== Stored data ==
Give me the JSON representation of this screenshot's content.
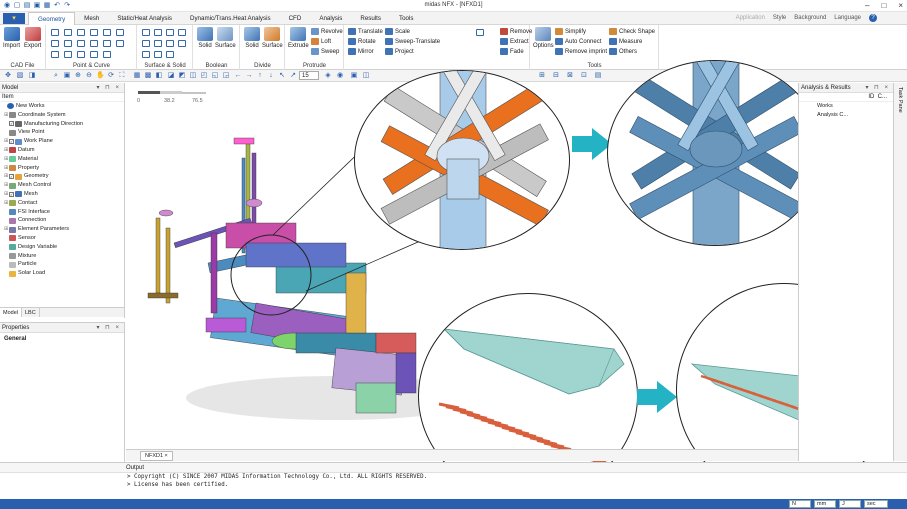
{
  "window": {
    "title": "midas NFX - [NFXD1]",
    "buttons": [
      "–",
      "□",
      "×"
    ]
  },
  "menu": {
    "tabs": [
      "Geometry",
      "Mesh",
      "Static/Heat Analysis",
      "Dynamic/Trans.Heat Analysis",
      "CFD",
      "Analysis",
      "Results",
      "Tools"
    ],
    "active": "Geometry",
    "right": [
      "Application",
      "Style",
      "Background",
      "Language"
    ]
  },
  "ribbon": {
    "cad_file": {
      "label": "CAD File",
      "import": "Import",
      "export": "Export"
    },
    "point_curve": {
      "label": "Point & Curve"
    },
    "surface_solid": {
      "label": "Surface & Solid"
    },
    "boolean": {
      "label": "Boolean",
      "solid": "Solid",
      "surface": "Surface"
    },
    "divide": {
      "label": "Divide",
      "solid": "Solid",
      "surface": "Surface"
    },
    "protrude": {
      "label": "Protrude",
      "extrude": "Extrude",
      "revolve": "Revolve",
      "loft": "Loft",
      "sweep": "Sweep"
    },
    "transform": {
      "translate": "Translate",
      "rotate": "Rotate",
      "mirror": "Mirror",
      "scale": "Scale",
      "sweep_translate": "Sweep-Translate",
      "project": "Project"
    },
    "feature": {
      "remove": "Remove",
      "extract": "Extract",
      "fade": "Fade"
    },
    "tools": {
      "label": "Tools",
      "options": "Options",
      "simplify": "Simplify",
      "auto_connect": "Auto Connect",
      "remove_imprint": "Remove imprint",
      "check_shape": "Check Shape",
      "measure": "Measure",
      "others": "Others"
    }
  },
  "toolbar": {
    "zoom": "15"
  },
  "model_panel": {
    "title": "Model",
    "column": "Item",
    "items": [
      "New Works",
      "Coordinate System",
      "Manufacturing Direction",
      "View Point",
      "Work Plane",
      "Datum",
      "Material",
      "Property",
      "Geometry",
      "Mesh Control",
      "Mesh",
      "Contact",
      "FSI Interface",
      "Connection",
      "Element Parameters",
      "Sensor",
      "Design Variable",
      "Mixture",
      "Particle",
      "Solar Load"
    ],
    "tabs": [
      "Model",
      "LBC"
    ]
  },
  "properties_panel": {
    "title": "Properties",
    "general": "General"
  },
  "right_panel": {
    "title": "Analysis & Results",
    "col_id": "ID",
    "col_c": "C...",
    "items": [
      "Works",
      "Analysis C..."
    ]
  },
  "task_pane": "Task Pane",
  "viewport": {
    "scale_labels": [
      "0",
      "38.2",
      "76.5"
    ],
    "doc_tab": "NFXD1"
  },
  "output": {
    "title": "Output",
    "lines": [
      "> Copyright (C) SINCE 2007 MIDAS Information Technology Co., Ltd. ALL RIGHTS RESERVED.",
      "> License has been certified."
    ]
  },
  "status": {
    "unit_force": "N",
    "unit_length": "mm",
    "unit_energy": "J",
    "unit_time": "sec"
  },
  "colors": {
    "accent": "#2a5fb0",
    "orange": "#e8701e",
    "steel": "#4d7fa8",
    "teal": "#9fd4cf",
    "arrow": "#23b3c4",
    "red_bars": "#d9603c"
  }
}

== TO BE DONE ==
Transcribe the listing above verbatim. Omit the pictures.

== WRITTEN RESPONSE ==
Give me the JSON representation of this screenshot's content.
{
  "window": {
    "title": "midas NFX - [NFXD1]",
    "buttons": [
      "–",
      "□",
      "×"
    ]
  },
  "menu": {
    "tabs": [
      "Geometry",
      "Mesh",
      "Static/Heat Analysis",
      "Dynamic/Trans.Heat Analysis",
      "CFD",
      "Analysis",
      "Results",
      "Tools"
    ],
    "active": "Geometry",
    "right": [
      "Application",
      "Style",
      "Background",
      "Language"
    ]
  },
  "ribbon": {
    "cad_file": {
      "label": "CAD File",
      "import": "Import",
      "export": "Export"
    },
    "point_curve": {
      "label": "Point & Curve"
    },
    "surface_solid": {
      "label": "Surface & Solid"
    },
    "boolean": {
      "label": "Boolean",
      "solid": "Solid",
      "surface": "Surface"
    },
    "divide": {
      "label": "Divide",
      "solid": "Solid",
      "surface": "Surface"
    },
    "protrude": {
      "label": "Protrude",
      "extrude": "Extrude",
      "revolve": "Revolve",
      "loft": "Loft",
      "sweep": "Sweep"
    },
    "transform": {
      "translate": "Translate",
      "rotate": "Rotate",
      "mirror": "Mirror",
      "scale": "Scale",
      "sweep_translate": "Sweep-Translate",
      "project": "Project"
    },
    "feature": {
      "remove": "Remove",
      "extract": "Extract",
      "fade": "Fade"
    },
    "tools": {
      "label": "Tools",
      "options": "Options",
      "simplify": "Simplify",
      "auto_connect": "Auto Connect",
      "remove_imprint": "Remove imprint",
      "check_shape": "Check Shape",
      "measure": "Measure",
      "others": "Others"
    }
  },
  "toolbar": {
    "zoom": "15"
  },
  "model_panel": {
    "title": "Model",
    "column": "Item",
    "items": [
      "New Works",
      "Coordinate System",
      "Manufacturing Direction",
      "View Point",
      "Work Plane",
      "Datum",
      "Material",
      "Property",
      "Geometry",
      "Mesh Control",
      "Mesh",
      "Contact",
      "FSI Interface",
      "Connection",
      "Element Parameters",
      "Sensor",
      "Design Variable",
      "Mixture",
      "Particle",
      "Solar Load"
    ],
    "tabs": [
      "Model",
      "LBC"
    ]
  },
  "properties_panel": {
    "title": "Properties",
    "general": "General"
  },
  "right_panel": {
    "title": "Analysis & Results",
    "col_id": "ID",
    "col_c": "C...",
    "items": [
      "Works",
      "Analysis C..."
    ]
  },
  "task_pane": "Task Pane",
  "viewport": {
    "scale_labels": [
      "0",
      "38.2",
      "76.5"
    ],
    "doc_tab": "NFXD1"
  },
  "output": {
    "title": "Output",
    "lines": [
      "> Copyright (C) SINCE 2007 MIDAS Information Technology Co., Ltd. ALL RIGHTS RESERVED.",
      "> License has been certified."
    ]
  },
  "status": {
    "unit_force": "N",
    "unit_length": "mm",
    "unit_energy": "J",
    "unit_time": "sec"
  },
  "colors": {
    "accent": "#2a5fb0",
    "orange": "#e8701e",
    "steel": "#4d7fa8",
    "teal": "#9fd4cf",
    "arrow": "#23b3c4",
    "red_bars": "#d9603c"
  }
}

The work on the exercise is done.